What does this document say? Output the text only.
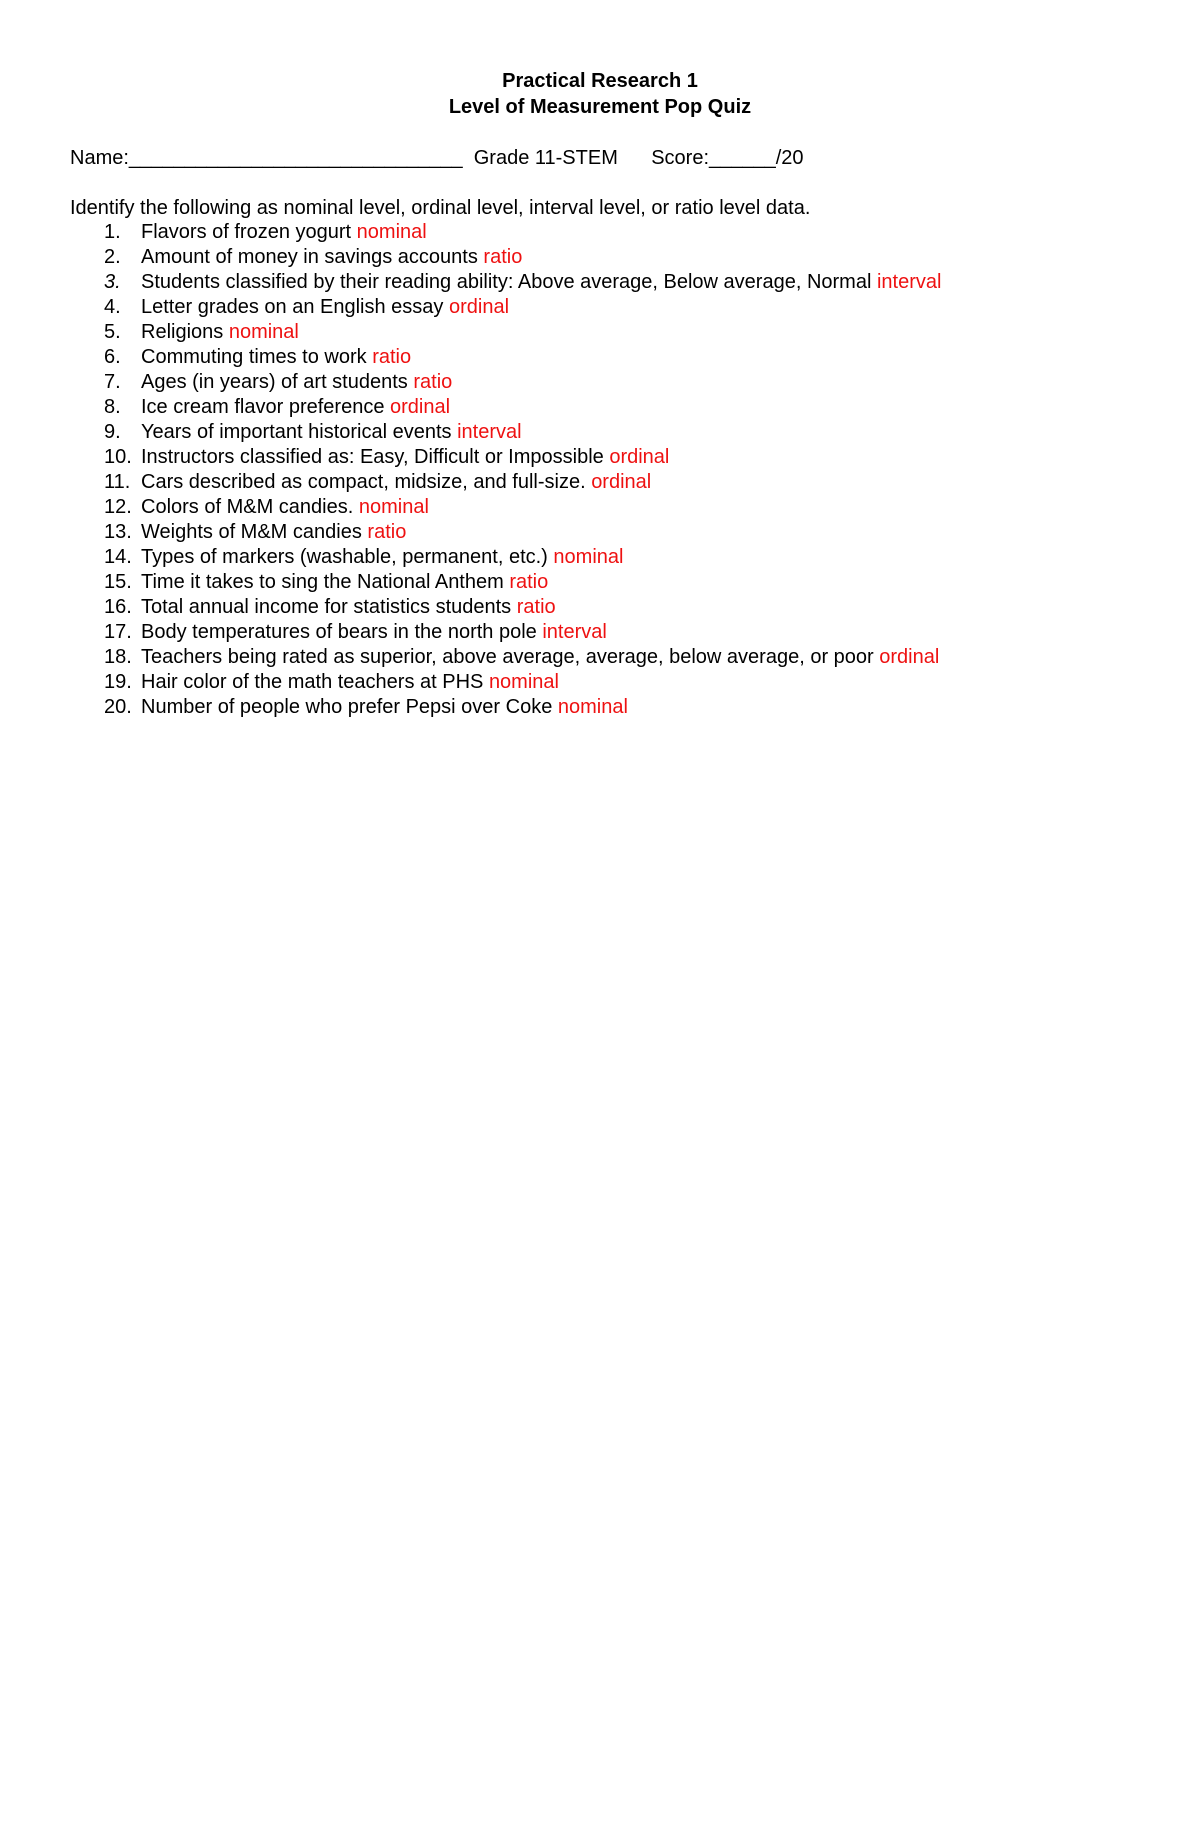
Practical Research 1
Level of Measurement Pop Quiz
Name:______________________________ Grade 11-STEM Score:______/20
Identify the following as nominal level, ordinal level, interval level, or ratio level data.
1.	Flavors of frozen yogurt nominal
2.	Amount of money in savings accounts ratio
3.	Students classified by their reading ability: Above average, Below average, Normal interval
4.	Letter grades on an English essay ordinal
5.	Religions nominal
6.	Commuting times to work ratio
7.	Ages (in years) of art students ratio
8.	Ice cream flavor preference ordinal
9.	Years of important historical events interval
10. Instructors classified as: Easy, Difficult or Impossible ordinal
11. Cars described as compact, midsize, and full-size. ordinal
12. Colors of M&M candies. nominal
13. Weights of M&M candies ratio
14. Types of markers (washable, permanent, etc.) nominal
15. Time it takes to sing the National Anthem ratio
16. Total annual income for statistics students ratio
17. Body temperatures of bears in the north pole interval
18. Teachers being rated as superior, above average, average, below average, or poor ordinal
19. Hair color of the math teachers at PHS nominal
20. Number of people who prefer Pepsi over Coke nominal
━━━━━━
- **PROBLEM DETAILS**: Drop the pictures and reproduce the rest of the entries above exactly.

- **RESPONSE TO THE EXERCISE**:
What does this document say? Output the text only.
Practical Research 1
Level of Measurement Pop Quiz
Name:______________________________ Grade 11-STEM Score:______/20
Identify the following as nominal level, ordinal level, interval level, or ratio level data.
1.	Flavors of frozen yogurt nominal
2.	Amount of money in savings accounts ratio
3.	Students classified by their reading ability: Above average, Below average, Normal interval
4.	Letter grades on an English essay ordinal
5.	Religions nominal
6.	Commuting times to work ratio
7.	Ages (in years) of art students ratio
8.	Ice cream flavor preference ordinal
9.	Years of important historical events interval
10. Instructors classified as: Easy, Difficult or Impossible ordinal
11. Cars described as compact, midsize, and full-size. ordinal
12. Colors of M&M candies. nominal
13. Weights of M&M candies ratio
14. Types of markers (washable, permanent, etc.) nominal
15. Time it takes to sing the National Anthem ratio
16. Total annual income for statistics students ratio
17. Body temperatures of bears in the north pole interval
18. Teachers being rated as superior, above average, average, below average, or poor ordinal
19. Hair color of the math teachers at PHS nominal
20. Number of people who prefer Pepsi over Coke nominal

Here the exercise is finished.